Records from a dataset

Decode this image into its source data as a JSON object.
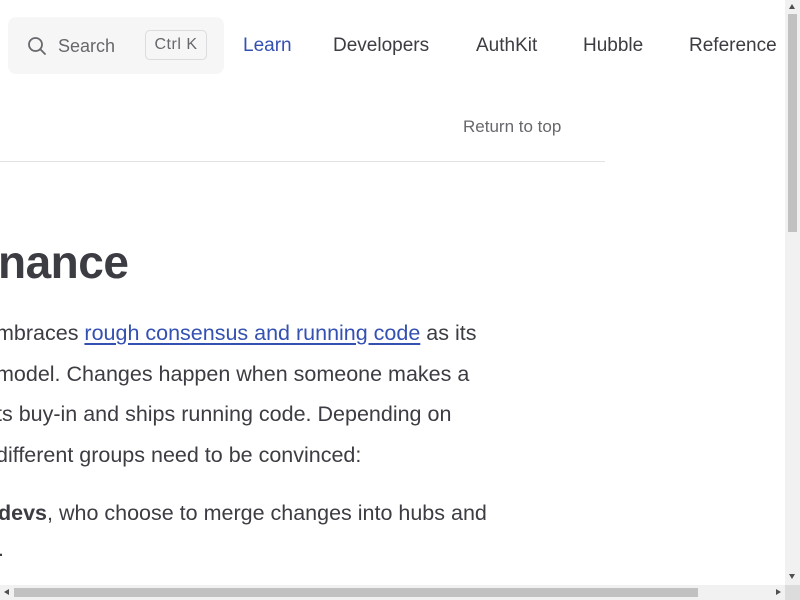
{
  "nav": {
    "search_label": "Search",
    "search_shortcut": "Ctrl K",
    "links": [
      "Learn",
      "Developers",
      "AuthKit",
      "Hubble",
      "Reference"
    ],
    "active_link": "Learn",
    "accent_color": "#3451b2"
  },
  "outline": {
    "return_to_top": "Return to top"
  },
  "content": {
    "heading": "nance",
    "paragraph_lines": [
      {
        "pre": "mbraces ",
        "link": "rough consensus and running code",
        "post": " as its"
      },
      {
        "text": " model. Changes happen when someone makes a"
      },
      {
        "text": "ts buy-in and ships running code. Depending on"
      },
      {
        "text": " different groups need to be convinced:"
      }
    ],
    "list_item": {
      "bold": "devs",
      "line1_rest": ", who choose to merge changes into hubs and",
      "line2": "."
    }
  },
  "icons": {
    "search": "search-icon",
    "scroll_up": "triangle-up-icon",
    "scroll_down": "triangle-down-icon",
    "scroll_left": "triangle-left-icon",
    "scroll_right": "triangle-right-icon"
  }
}
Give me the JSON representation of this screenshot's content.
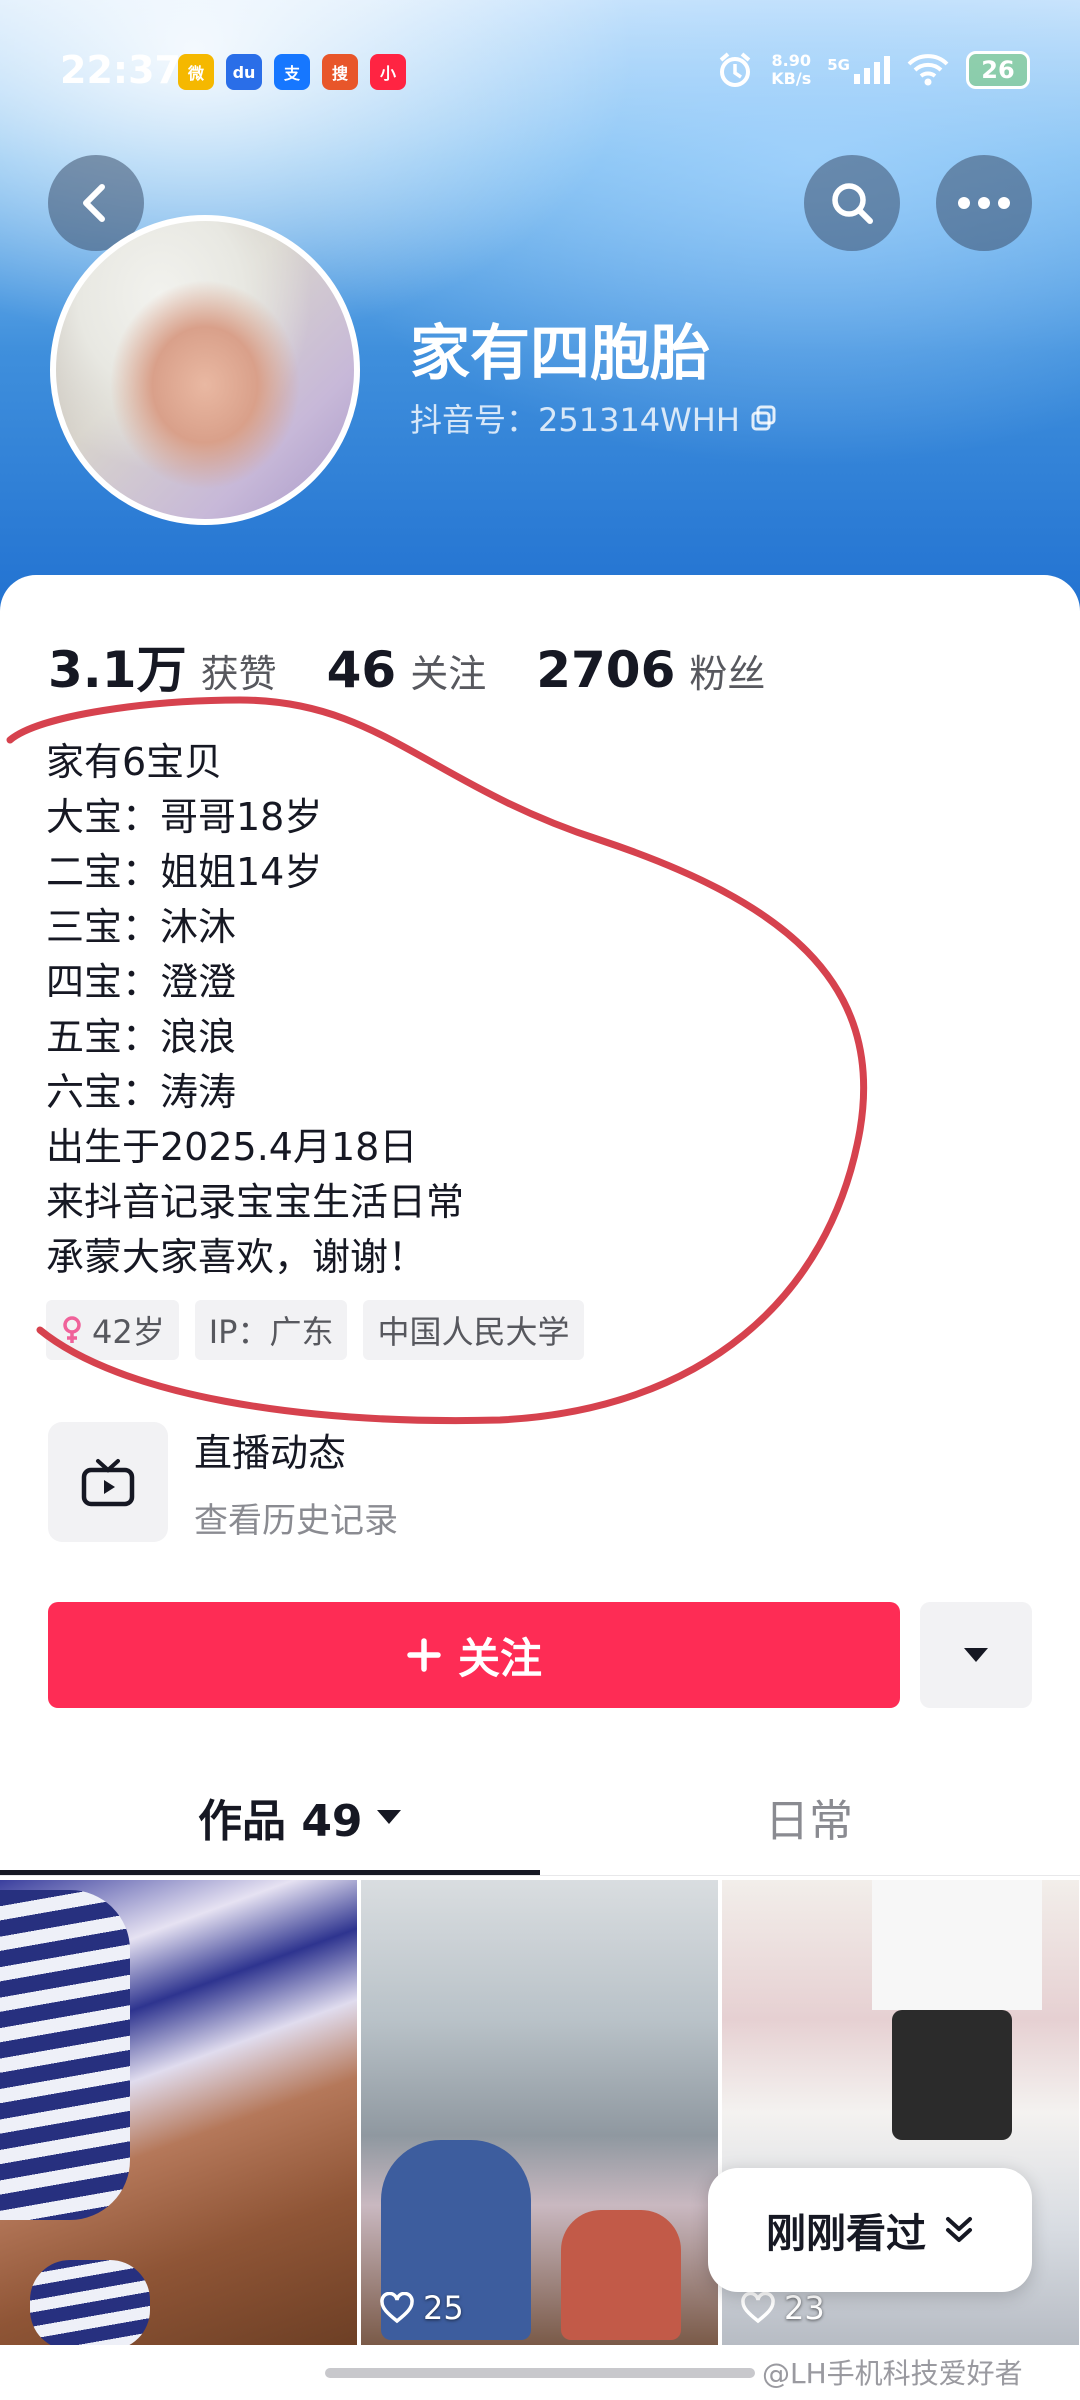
{
  "status_bar": {
    "time": "22:37",
    "apps": [
      {
        "icon": "weibo-icon",
        "label": "微",
        "color": "#f5b800"
      },
      {
        "icon": "baidu-icon",
        "label": "du",
        "color": "#2a6ee8"
      },
      {
        "icon": "alipay-icon",
        "label": "支",
        "color": "#1677ff"
      },
      {
        "icon": "sougou-icon",
        "label": "搜",
        "color": "#e8562a"
      },
      {
        "icon": "xiaohongshu-icon",
        "label": "小",
        "color": "#ff2442"
      }
    ],
    "net_speed_value": "8.90",
    "net_speed_unit": "KB/s",
    "signal": "5G",
    "battery": "26"
  },
  "profile": {
    "name": "家有四胞胎",
    "douyin_id": "抖音号：251314WHH"
  },
  "stats": [
    {
      "value": "3.1万",
      "label": "获赞"
    },
    {
      "value": "46",
      "label": "关注"
    },
    {
      "value": "2706",
      "label": "粉丝"
    }
  ],
  "bio": [
    "家有6宝贝",
    "大宝：哥哥18岁",
    "二宝：姐姐14岁",
    "三宝：沐沐",
    "四宝：澄澄",
    "五宝：浪浪",
    "六宝：涛涛",
    "出生于2025.4月18日",
    "来抖音记录宝宝生活日常",
    "承蒙大家喜欢，谢谢！"
  ],
  "tags": {
    "age": "42岁",
    "ip": "IP：广东",
    "school": "中国人民大学"
  },
  "live": {
    "title": "直播动态",
    "subtitle": "查看历史记录"
  },
  "actions": {
    "follow_label": "关注"
  },
  "tabs": {
    "works": "作品 49",
    "daily": "日常"
  },
  "videos": [
    {
      "likes": ""
    },
    {
      "likes": "25"
    },
    {
      "likes": "23"
    }
  ],
  "recent_label": "刚刚看过",
  "watermark": "@LH手机科技爱好者",
  "colors": {
    "accent": "#fe2c55",
    "annotation": "#d6424e"
  }
}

**THE EXERCISE:**
From the listing above, pick out each line where the word "running" appears.

**SOLUTION TO THE PROBLEM:**
        "link": "rough consensus and running code",
        "text": "ts buy-in and ships running code. Depending on"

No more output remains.